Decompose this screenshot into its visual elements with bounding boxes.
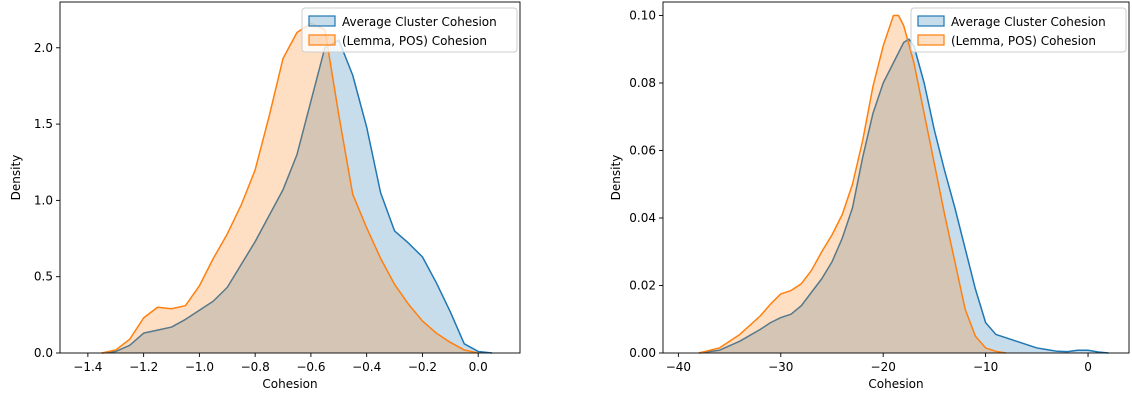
- y-tick-label: 0.00: [629, 346, 656, 360]
- x-tick-label: 0: [1084, 360, 1092, 374]
- x-tick-label: −30: [768, 360, 793, 374]
- legend: Average Cluster Cohesion (Lemma, POS) Coh…: [301, 7, 518, 53]
- y-tick-label: 0.02: [629, 279, 656, 293]
- x-axis-label: Cohesion: [262, 377, 317, 391]
- series-line-1: [101, 39, 493, 354]
- legend-label-1: Average Cluster Cohesion: [342, 15, 497, 29]
- x-axis-label: Cohesion: [868, 377, 923, 391]
- legend-swatch-2: [917, 34, 945, 46]
- x-tick-label: −20: [871, 360, 896, 374]
- y-tick-label: 0.10: [629, 9, 656, 23]
- legend-label-1: Average Cluster Cohesion: [951, 15, 1106, 29]
- y-tick-label: 0.08: [629, 76, 656, 90]
- y-tick-label: 1.0: [34, 193, 53, 207]
- legend-swatch-1: [308, 15, 336, 27]
- legend-box: [301, 7, 518, 53]
- y-tick-label: 0.04: [629, 211, 656, 225]
- y-axis-label: Density: [609, 155, 623, 201]
- x-tick-label: −40: [666, 360, 691, 374]
- series-fill-1: [698, 39, 1109, 353]
- axes-frame: [59, 1, 521, 354]
- x-tick-label: −1.4: [73, 360, 102, 374]
- legend-swatch-2: [308, 34, 336, 46]
- series-fill-2: [101, 23, 479, 354]
- axes-frame: [662, 1, 1130, 354]
- y-tick-label: 0.0: [34, 346, 53, 360]
- x-tick-label: 0.0: [469, 360, 488, 374]
- x-tick-label: −1.2: [129, 360, 158, 374]
- x-tick-label: −10: [973, 360, 998, 374]
- x-tick-label: −0.4: [352, 360, 381, 374]
- chart-2: −40 −30 −20 −10 0 0.00 0.02 0.04 0.06 0.08 0.10 Coh…: [609, 1, 1130, 391]
- legend-box: [910, 7, 1127, 53]
- y-tick-label: 0.06: [629, 144, 656, 158]
- legend-label-2: (Lemma, POS) Cohesion: [342, 34, 487, 48]
- series-line-2: [698, 14, 1007, 354]
- y-tick-label: 1.5: [34, 117, 53, 131]
- legend-swatch-1: [917, 15, 945, 27]
- x-tick-label: −1.0: [185, 360, 214, 374]
- y-axis-label: Density: [9, 155, 23, 201]
- legend: Average Cluster Cohesion (Lemma, POS) Coh…: [910, 7, 1127, 53]
- legend-label-2: (Lemma, POS) Cohesion: [951, 34, 1096, 48]
- series-fill-1: [101, 40, 493, 354]
- y-tick-label: 2.0: [34, 41, 53, 55]
- y-tick-label: 0.5: [34, 270, 53, 284]
- x-tick-label: −0.8: [241, 360, 270, 374]
- x-tick-label: −0.2: [408, 360, 437, 374]
- x-tick-label: −0.6: [296, 360, 325, 374]
- series-line-2: [101, 22, 479, 354]
- chart-1: −1.4 −1.2 −1.0 −0.8 −0.6 −0.4 −0.2 0.0 0.0 0.5 1.0…: [9, 1, 521, 391]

**Instructions to follow**
Rewrite the whole listing above as a numbered list, skipping blank lines and leaving out the picture.

**Answer below**
1. Decompose this screenshot into its visual elements with bounding boxes.
2. - y-tick-label: 0.00: [629, 346, 656, 360]
3. - x-tick-label: 0: [1084, 360, 1092, 374]
4. - x-tick-label: −30: [768, 360, 793, 374]
5. - legend: Average Cluster Cohesion (Lemma, POS) Coh…: [301, 7, 518, 53]
6. - y-tick-label: 0.02: [629, 279, 656, 293]
7. - x-axis-label: Cohesion: [262, 377, 317, 391]
8. - series-line-1: [101, 39, 493, 354]
9. - legend-label-1: Average Cluster Cohesion: [342, 15, 497, 29]
10. - x-axis-label: Cohesion: [868, 377, 923, 391]
11. - legend-swatch-2: [917, 34, 945, 46]
12. - x-tick-label: −20: [871, 360, 896, 374]
13. - y-tick-label: 0.10: [629, 9, 656, 23]
14. - legend-label-1: Average Cluster Cohesion: [951, 15, 1106, 29]
15. - y-tick-label: 0.08: [629, 76, 656, 90]
16. - y-tick-label: 1.0: [34, 193, 53, 207]
17. - legend-swatch-1: [308, 15, 336, 27]
18. - legend-box: [301, 7, 518, 53]
19. - y-tick-label: 0.04: [629, 211, 656, 225]
20. - y-axis-label: Density: [609, 155, 623, 201]
21. - x-tick-label: −40: [666, 360, 691, 374]
22. - series-fill-1: [698, 39, 1109, 353]
23. - axes-frame: [59, 1, 521, 354]
24. - x-tick-label: −1.4: [73, 360, 102, 374]
25. - legend-swatch-2: [308, 34, 336, 46]
26. - series-fill-2: [101, 23, 479, 354]
27. - axes-frame: [662, 1, 1130, 354]
28. - y-tick-label: 0.0: [34, 346, 53, 360]
29. - x-tick-label: 0.0: [469, 360, 488, 374]
30. - x-tick-label: −1.2: [129, 360, 158, 374]
31. - x-tick-label: −10: [973, 360, 998, 374]
32. - x-tick-label: −0.4: [352, 360, 381, 374]
33. - chart-2: −40 −30 −20 −10 0 0.00 0.02 0.04 0.06 0.08 0.10 Coh…: [609, 1, 1130, 391]
34. - legend-box: [910, 7, 1127, 53]
35. - y-tick-label: 0.06: [629, 144, 656, 158]
36. - legend-label-2: (Lemma, POS) Cohesion: [342, 34, 487, 48]
37. - series-line-2: [698, 14, 1007, 354]
38. - y-tick-label: 1.5: [34, 117, 53, 131]
39. - legend-swatch-1: [917, 15, 945, 27]
40. - x-tick-label: −1.0: [185, 360, 214, 374]
41. - y-axis-label: Density: [9, 155, 23, 201]
42. - legend: Average Cluster Cohesion (Lemma, POS) Coh…: [910, 7, 1127, 53]
43. - legend-label-2: (Lemma, POS) Cohesion: [951, 34, 1096, 48]
44. - series-fill-1: [101, 40, 493, 354]
45. - y-tick-label: 2.0: [34, 41, 53, 55]
46. - y-tick-label: 0.5: [34, 270, 53, 284]
47. - x-tick-label: −0.8: [241, 360, 270, 374]
48. - x-tick-label: −0.2: [408, 360, 437, 374]
49. - x-tick-label: −0.6: [296, 360, 325, 374]
50. - series-line-2: [101, 22, 479, 354]
51. - chart-1: −1.4 −1.2 −1.0 −0.8 −0.6 −0.4 −0.2 0.0 0.0 0.5 1.0…: [9, 1, 521, 391]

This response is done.